• STORED RECORDS:
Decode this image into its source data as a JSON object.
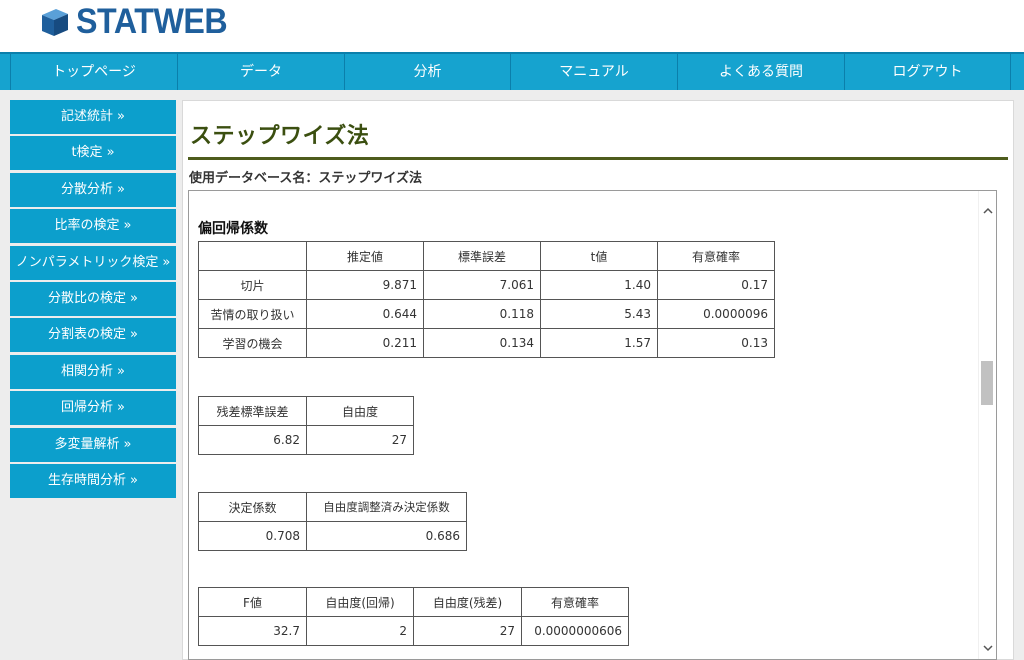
{
  "header": {
    "logo_text": "STATWEB"
  },
  "nav": {
    "items": [
      "トップページ",
      "データ",
      "分析",
      "マニュアル",
      "よくある質問",
      "ログアウト"
    ]
  },
  "sidebar": {
    "items": [
      {
        "label": "記述統計"
      },
      {
        "label": "t検定"
      },
      {
        "label": "分散分析"
      },
      {
        "label": "比率の検定"
      },
      {
        "label": "ノンパラメトリック検定"
      },
      {
        "label": "分散比の検定"
      },
      {
        "label": "分割表の検定"
      },
      {
        "label": "相関分析"
      },
      {
        "label": "回帰分析"
      },
      {
        "label": "多変量解析"
      },
      {
        "label": "生存時間分析"
      }
    ],
    "chevron": "»"
  },
  "main": {
    "title": "ステップワイズ法",
    "db_name": "使用データベース名：ステップワイズ法"
  },
  "results": {
    "coef_title": "偏回帰係数",
    "coef_headers": [
      "推定値",
      "標準誤差",
      "t値",
      "有意確率"
    ],
    "coef_rows": [
      {
        "name": "切片",
        "values": [
          "9.871",
          "7.061",
          "1.40",
          "0.17"
        ]
      },
      {
        "name": "苦情の取り扱い",
        "values": [
          "0.644",
          "0.118",
          "5.43",
          "0.0000096"
        ]
      },
      {
        "name": "学習の機会",
        "values": [
          "0.211",
          "0.134",
          "1.57",
          "0.13"
        ]
      }
    ],
    "resid_headers": [
      "残差標準誤差",
      "自由度"
    ],
    "resid_values": [
      "6.82",
      "27"
    ],
    "r2_headers": [
      "決定係数",
      "自由度調整済み決定係数"
    ],
    "r2_values": [
      "0.708",
      "0.686"
    ],
    "f_headers": [
      "F値",
      "自由度(回帰)",
      "自由度(残差)",
      "有意確率"
    ],
    "f_values": [
      "32.7",
      "2",
      "27",
      "0.0000000606"
    ]
  },
  "colors": {
    "nav_bg": "#16a3cf",
    "sidebar_bg": "#0c9fcc",
    "title_color": "#3b4f10",
    "logo_color": "#1f5f9c"
  }
}
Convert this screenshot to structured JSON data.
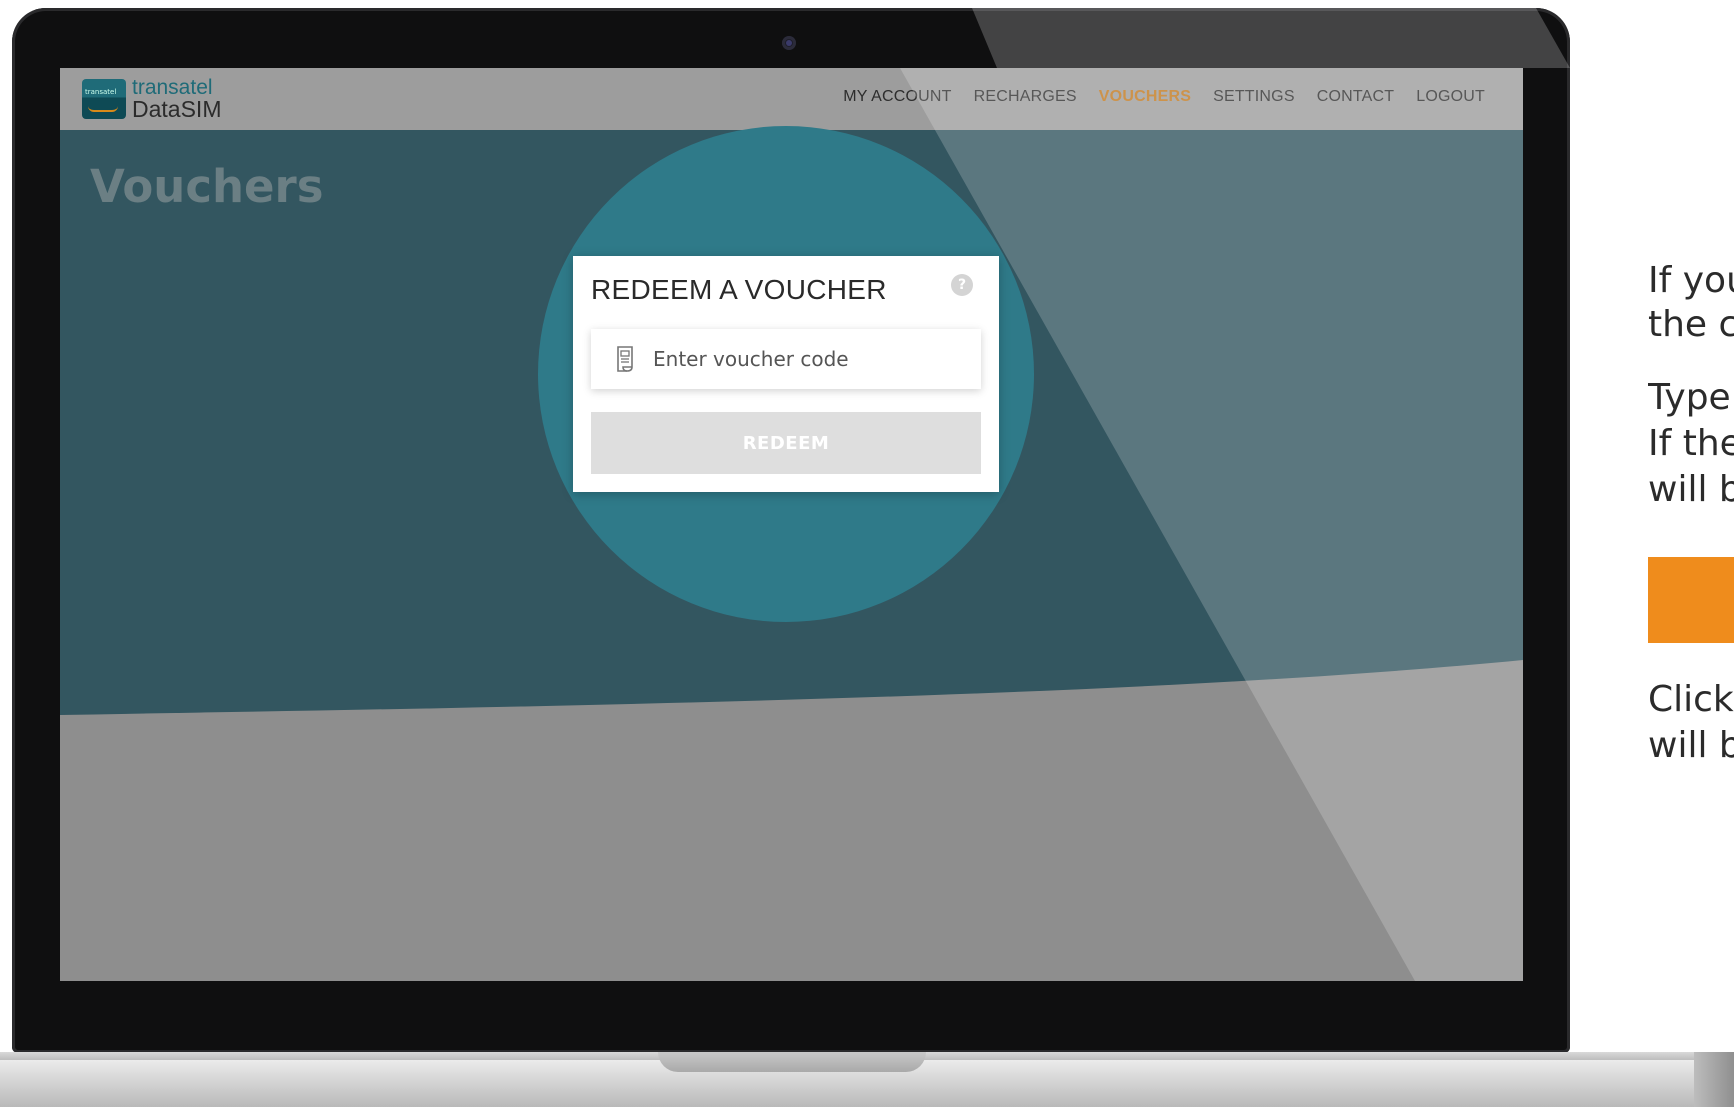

• DESCRIPTION OF THE TASK:
In the records above, locate the lines holding the word "data". Copy each of them.

• CORRECT RESPONSE:
Decode this image into its source data as a JSON object.
Convert this screenshot to structured JSON data.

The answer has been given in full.